#### Task to carry out:
Your reply should be a single number: how many lines contain the string "structured".

#### Dataset content:

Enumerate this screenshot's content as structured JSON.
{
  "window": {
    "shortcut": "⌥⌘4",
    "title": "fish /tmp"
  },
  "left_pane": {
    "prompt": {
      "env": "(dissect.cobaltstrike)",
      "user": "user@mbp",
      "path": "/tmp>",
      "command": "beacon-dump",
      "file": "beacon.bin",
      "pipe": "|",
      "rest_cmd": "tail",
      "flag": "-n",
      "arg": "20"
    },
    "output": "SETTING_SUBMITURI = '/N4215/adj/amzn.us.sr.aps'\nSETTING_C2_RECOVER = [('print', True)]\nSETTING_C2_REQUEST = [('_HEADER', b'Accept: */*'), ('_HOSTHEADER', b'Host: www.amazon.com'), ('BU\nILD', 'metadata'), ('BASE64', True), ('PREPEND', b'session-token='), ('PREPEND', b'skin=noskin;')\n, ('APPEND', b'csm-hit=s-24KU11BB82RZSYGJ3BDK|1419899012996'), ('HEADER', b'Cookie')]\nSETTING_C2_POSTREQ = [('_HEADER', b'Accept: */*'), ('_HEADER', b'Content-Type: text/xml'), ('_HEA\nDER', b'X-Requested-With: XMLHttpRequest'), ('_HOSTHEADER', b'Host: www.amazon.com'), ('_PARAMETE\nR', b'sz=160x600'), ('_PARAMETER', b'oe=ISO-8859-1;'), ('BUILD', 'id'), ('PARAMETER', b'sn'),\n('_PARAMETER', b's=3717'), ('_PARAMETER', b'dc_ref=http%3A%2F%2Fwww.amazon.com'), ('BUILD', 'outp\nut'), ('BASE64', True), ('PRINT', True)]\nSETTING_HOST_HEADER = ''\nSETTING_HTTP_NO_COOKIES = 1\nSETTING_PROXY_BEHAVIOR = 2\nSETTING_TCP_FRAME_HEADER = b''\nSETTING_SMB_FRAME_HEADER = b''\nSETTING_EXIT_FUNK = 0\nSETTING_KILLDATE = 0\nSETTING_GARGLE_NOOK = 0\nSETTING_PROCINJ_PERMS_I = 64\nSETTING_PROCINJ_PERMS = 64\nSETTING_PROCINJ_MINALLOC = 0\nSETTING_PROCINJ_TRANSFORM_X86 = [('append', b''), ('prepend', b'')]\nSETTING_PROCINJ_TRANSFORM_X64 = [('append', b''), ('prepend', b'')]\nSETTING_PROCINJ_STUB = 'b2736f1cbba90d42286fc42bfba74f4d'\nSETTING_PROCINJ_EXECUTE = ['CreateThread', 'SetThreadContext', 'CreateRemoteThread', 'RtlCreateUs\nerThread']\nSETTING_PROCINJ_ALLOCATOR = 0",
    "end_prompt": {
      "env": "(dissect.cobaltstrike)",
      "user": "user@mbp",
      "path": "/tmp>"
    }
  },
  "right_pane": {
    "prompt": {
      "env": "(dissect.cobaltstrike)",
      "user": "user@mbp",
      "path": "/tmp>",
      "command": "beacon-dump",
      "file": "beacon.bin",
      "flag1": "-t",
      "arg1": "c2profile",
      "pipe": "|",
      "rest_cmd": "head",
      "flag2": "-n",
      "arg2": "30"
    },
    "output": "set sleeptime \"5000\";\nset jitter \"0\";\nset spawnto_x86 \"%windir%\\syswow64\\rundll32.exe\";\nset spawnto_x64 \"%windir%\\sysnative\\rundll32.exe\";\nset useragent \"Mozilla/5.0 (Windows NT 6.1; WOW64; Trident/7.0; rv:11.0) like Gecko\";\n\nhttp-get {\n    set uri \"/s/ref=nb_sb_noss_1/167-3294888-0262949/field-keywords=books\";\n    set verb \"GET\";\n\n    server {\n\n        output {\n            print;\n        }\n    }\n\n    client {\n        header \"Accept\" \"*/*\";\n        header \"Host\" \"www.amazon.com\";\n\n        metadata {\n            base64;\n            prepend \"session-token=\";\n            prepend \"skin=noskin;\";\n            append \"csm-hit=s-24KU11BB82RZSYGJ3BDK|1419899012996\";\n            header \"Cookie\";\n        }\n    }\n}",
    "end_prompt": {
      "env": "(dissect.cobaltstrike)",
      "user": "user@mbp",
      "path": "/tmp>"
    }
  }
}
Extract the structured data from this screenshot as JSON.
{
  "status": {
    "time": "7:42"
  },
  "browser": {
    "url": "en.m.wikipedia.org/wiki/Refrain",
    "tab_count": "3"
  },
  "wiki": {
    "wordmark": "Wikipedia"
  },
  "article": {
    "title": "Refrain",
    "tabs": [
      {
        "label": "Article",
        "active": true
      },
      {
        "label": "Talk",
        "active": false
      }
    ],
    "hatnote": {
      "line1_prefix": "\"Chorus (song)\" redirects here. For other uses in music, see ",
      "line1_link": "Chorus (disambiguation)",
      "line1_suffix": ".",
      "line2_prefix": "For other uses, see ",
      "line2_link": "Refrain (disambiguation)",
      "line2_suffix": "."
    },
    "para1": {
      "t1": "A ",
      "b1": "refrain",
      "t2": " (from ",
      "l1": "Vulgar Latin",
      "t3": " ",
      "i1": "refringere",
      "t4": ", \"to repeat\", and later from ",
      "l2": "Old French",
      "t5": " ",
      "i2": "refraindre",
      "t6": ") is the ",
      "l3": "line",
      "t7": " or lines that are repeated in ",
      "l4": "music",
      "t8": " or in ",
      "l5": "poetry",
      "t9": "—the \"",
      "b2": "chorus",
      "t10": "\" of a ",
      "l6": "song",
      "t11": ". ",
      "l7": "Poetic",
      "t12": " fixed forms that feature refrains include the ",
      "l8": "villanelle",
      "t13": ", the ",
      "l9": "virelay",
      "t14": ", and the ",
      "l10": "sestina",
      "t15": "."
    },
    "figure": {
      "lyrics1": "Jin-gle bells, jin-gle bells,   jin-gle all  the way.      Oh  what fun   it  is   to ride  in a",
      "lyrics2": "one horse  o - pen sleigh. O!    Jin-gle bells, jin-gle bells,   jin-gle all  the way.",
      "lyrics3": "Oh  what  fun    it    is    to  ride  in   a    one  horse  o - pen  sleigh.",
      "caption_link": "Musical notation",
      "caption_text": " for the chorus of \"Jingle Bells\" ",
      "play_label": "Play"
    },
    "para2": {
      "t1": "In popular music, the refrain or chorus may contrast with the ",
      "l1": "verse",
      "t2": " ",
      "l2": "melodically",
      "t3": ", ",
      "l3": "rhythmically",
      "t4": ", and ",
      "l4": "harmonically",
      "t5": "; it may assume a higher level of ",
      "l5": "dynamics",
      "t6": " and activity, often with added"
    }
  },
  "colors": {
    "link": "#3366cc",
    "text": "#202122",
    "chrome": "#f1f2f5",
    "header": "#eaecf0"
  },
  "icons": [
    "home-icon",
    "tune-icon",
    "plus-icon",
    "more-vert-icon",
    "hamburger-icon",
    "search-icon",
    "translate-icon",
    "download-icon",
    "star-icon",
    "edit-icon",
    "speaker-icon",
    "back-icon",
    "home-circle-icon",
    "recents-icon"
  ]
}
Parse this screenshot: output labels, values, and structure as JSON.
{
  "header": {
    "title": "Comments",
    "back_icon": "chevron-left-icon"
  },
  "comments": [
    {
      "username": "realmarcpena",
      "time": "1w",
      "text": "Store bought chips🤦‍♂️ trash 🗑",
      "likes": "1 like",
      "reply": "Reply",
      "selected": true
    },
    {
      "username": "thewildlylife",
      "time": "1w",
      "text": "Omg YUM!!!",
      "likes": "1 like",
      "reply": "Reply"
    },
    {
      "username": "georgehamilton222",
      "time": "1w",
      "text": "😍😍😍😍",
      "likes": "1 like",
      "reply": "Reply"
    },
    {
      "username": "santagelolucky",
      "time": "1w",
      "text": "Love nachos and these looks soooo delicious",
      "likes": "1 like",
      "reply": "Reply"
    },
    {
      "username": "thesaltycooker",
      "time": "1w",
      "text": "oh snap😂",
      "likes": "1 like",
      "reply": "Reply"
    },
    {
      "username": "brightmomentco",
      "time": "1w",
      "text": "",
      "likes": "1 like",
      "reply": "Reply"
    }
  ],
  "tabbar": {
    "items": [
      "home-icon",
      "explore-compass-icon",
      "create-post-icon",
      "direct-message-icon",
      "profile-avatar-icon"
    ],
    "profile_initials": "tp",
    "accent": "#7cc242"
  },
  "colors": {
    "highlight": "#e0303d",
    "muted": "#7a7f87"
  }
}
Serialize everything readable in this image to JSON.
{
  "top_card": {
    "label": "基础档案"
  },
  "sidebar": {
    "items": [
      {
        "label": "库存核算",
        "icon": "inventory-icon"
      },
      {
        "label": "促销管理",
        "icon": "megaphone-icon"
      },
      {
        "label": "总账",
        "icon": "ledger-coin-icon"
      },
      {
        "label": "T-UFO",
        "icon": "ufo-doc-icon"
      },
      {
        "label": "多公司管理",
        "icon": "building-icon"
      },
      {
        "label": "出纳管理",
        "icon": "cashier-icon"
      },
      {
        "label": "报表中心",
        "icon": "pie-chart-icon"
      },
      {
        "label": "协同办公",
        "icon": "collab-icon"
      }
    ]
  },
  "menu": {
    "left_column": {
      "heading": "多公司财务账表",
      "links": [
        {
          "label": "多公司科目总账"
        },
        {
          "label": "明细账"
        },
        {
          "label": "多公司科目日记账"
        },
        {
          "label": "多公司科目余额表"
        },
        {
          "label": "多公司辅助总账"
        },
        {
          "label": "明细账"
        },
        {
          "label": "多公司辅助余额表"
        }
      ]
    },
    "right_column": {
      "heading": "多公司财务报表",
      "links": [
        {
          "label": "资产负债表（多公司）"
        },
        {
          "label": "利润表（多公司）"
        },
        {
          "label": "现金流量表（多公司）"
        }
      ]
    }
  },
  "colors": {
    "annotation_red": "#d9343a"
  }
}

#### Exercise result:
2